[The request]
Your output must consist solely of the lines from the one containing "Read out every word on this page." through the end of the records, reproduced exactly.
** START OF Exercise inputs **
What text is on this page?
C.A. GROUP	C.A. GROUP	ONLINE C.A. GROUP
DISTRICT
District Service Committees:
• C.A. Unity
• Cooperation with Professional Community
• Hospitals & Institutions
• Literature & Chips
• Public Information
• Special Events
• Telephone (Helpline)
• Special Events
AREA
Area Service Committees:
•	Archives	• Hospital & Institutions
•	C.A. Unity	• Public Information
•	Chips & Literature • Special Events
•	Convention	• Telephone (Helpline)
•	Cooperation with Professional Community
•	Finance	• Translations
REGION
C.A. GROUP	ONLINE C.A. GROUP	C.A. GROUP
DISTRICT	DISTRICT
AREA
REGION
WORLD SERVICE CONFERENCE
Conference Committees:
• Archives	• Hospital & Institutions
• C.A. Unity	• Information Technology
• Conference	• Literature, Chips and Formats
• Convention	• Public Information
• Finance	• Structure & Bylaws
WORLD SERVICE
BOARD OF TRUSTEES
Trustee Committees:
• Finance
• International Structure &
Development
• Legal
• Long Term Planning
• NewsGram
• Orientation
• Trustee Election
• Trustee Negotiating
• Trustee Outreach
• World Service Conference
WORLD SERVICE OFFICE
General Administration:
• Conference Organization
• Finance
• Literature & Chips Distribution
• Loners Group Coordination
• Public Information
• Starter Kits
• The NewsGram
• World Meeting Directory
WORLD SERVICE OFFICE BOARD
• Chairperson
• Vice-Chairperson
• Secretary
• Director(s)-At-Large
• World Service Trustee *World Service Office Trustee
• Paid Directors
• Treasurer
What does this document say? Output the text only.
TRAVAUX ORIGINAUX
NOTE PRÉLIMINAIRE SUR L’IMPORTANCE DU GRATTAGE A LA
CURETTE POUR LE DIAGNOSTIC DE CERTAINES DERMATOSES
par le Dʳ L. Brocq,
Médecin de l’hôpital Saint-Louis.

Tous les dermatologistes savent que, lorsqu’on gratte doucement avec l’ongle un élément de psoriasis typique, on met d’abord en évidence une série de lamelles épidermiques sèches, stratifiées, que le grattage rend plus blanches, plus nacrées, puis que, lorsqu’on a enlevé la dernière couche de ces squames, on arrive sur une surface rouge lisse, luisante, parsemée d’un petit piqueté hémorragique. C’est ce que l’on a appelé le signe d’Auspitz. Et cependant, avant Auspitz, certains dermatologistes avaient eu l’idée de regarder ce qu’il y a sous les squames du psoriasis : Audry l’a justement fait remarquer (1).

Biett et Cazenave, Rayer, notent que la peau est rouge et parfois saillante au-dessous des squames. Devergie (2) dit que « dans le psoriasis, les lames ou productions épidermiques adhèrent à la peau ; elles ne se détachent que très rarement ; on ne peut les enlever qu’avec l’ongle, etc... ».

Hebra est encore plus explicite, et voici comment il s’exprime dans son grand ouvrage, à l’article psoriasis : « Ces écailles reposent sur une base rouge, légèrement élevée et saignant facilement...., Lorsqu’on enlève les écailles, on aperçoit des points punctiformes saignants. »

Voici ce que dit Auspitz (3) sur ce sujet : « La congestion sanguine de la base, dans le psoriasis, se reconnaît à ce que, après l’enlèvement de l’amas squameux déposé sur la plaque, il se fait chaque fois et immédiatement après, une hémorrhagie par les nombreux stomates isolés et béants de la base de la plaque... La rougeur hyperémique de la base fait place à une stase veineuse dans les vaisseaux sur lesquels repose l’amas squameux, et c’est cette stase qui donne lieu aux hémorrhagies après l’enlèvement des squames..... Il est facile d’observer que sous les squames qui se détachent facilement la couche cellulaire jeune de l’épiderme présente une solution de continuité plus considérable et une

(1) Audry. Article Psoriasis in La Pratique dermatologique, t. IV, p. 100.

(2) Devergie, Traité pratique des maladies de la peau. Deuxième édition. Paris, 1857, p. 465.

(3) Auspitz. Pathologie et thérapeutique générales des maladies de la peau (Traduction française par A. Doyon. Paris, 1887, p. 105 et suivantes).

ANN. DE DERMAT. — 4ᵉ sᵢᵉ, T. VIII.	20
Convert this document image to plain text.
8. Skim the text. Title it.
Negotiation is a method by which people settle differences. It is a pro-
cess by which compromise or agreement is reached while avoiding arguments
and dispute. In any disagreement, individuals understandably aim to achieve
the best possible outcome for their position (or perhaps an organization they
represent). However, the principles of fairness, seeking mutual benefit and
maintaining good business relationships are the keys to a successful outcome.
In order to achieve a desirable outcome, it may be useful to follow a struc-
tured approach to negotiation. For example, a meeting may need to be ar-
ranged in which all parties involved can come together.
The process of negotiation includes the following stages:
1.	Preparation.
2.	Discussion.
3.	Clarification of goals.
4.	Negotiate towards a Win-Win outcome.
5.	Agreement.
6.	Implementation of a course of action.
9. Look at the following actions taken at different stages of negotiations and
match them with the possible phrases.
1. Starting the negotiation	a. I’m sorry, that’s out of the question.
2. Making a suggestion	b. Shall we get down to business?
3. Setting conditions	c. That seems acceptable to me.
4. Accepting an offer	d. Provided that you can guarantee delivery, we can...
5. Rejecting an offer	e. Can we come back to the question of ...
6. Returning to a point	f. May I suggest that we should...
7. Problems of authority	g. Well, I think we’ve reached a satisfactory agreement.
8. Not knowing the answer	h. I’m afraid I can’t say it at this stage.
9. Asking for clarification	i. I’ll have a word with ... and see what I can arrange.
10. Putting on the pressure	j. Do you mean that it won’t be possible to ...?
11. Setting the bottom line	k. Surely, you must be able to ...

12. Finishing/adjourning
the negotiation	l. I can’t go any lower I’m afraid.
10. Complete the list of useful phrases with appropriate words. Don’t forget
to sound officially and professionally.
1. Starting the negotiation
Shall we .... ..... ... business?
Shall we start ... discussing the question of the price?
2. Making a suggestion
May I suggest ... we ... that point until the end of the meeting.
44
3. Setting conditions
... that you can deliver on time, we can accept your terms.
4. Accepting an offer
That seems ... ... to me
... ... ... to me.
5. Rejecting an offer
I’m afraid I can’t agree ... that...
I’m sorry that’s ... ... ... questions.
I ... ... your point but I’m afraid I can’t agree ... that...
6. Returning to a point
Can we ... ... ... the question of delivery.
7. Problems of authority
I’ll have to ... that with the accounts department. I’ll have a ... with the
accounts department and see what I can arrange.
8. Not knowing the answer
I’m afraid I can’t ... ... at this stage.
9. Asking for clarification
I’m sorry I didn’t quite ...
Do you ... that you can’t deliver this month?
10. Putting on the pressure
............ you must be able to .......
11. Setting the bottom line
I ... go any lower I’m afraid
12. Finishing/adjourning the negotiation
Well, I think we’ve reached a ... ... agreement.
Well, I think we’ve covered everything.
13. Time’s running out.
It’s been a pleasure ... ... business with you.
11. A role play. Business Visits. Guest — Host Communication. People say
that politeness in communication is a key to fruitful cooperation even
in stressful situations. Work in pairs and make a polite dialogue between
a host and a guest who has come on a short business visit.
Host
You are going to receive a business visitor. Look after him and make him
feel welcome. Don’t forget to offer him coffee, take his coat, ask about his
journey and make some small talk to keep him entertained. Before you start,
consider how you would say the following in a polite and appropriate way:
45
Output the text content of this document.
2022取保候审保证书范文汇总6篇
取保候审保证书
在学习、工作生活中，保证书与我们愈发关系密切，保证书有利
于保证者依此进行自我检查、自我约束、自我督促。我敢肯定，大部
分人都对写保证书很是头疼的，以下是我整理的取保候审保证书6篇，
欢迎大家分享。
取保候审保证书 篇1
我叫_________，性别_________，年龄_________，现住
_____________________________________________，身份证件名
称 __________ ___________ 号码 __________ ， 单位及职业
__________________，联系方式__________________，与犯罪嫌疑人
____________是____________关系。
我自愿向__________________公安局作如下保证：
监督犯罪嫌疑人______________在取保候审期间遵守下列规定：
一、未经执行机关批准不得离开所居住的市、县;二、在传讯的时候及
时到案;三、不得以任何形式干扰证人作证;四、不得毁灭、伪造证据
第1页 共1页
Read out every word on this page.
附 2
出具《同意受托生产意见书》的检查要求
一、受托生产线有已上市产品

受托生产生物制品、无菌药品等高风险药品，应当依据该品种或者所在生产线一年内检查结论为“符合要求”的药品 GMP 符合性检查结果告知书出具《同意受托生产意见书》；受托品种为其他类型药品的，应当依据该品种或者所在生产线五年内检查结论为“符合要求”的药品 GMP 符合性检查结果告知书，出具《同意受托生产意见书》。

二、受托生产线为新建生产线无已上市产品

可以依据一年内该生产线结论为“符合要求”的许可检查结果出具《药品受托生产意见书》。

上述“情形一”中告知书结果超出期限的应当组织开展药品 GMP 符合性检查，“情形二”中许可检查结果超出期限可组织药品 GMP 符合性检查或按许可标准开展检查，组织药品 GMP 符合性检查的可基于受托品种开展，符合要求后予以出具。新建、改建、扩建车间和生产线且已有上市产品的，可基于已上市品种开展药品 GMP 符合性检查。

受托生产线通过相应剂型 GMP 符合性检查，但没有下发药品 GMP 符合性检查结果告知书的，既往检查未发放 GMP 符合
** END OF Exercise inputs **
[Complete output]
Read out every word on this page.
附 2
出具《同意受托生产意见书》的检查要求
一、受托生产线有已上市产品

受托生产生物制品、无菌药品等高风险药品，应当依据该品种或者所在生产线一年内检查结论为“符合要求”的药品 GMP 符合性检查结果告知书出具《同意受托生产意见书》；受托品种为其他类型药品的，应当依据该品种或者所在生产线五年内检查结论为“符合要求”的药品 GMP 符合性检查结果告知书，出具《同意受托生产意见书》。

二、受托生产线为新建生产线无已上市产品

可以依据一年内该生产线结论为“符合要求”的许可检查结果出具《药品受托生产意见书》。

上述“情形一”中告知书结果超出期限的应当组织开展药品 GMP 符合性检查，“情形二”中许可检查结果超出期限可组织药品 GMP 符合性检查或按许可标准开展检查，组织药品 GMP 符合性检查的可基于受托品种开展，符合要求后予以出具。新建、改建、扩建车间和生产线且已有上市产品的，可基于已上市品种开展药品 GMP 符合性检查。

受托生产线通过相应剂型 GMP 符合性检查，但没有下发药品 GMP 符合性检查结果告知书的，既往检查未发放 GMP 符合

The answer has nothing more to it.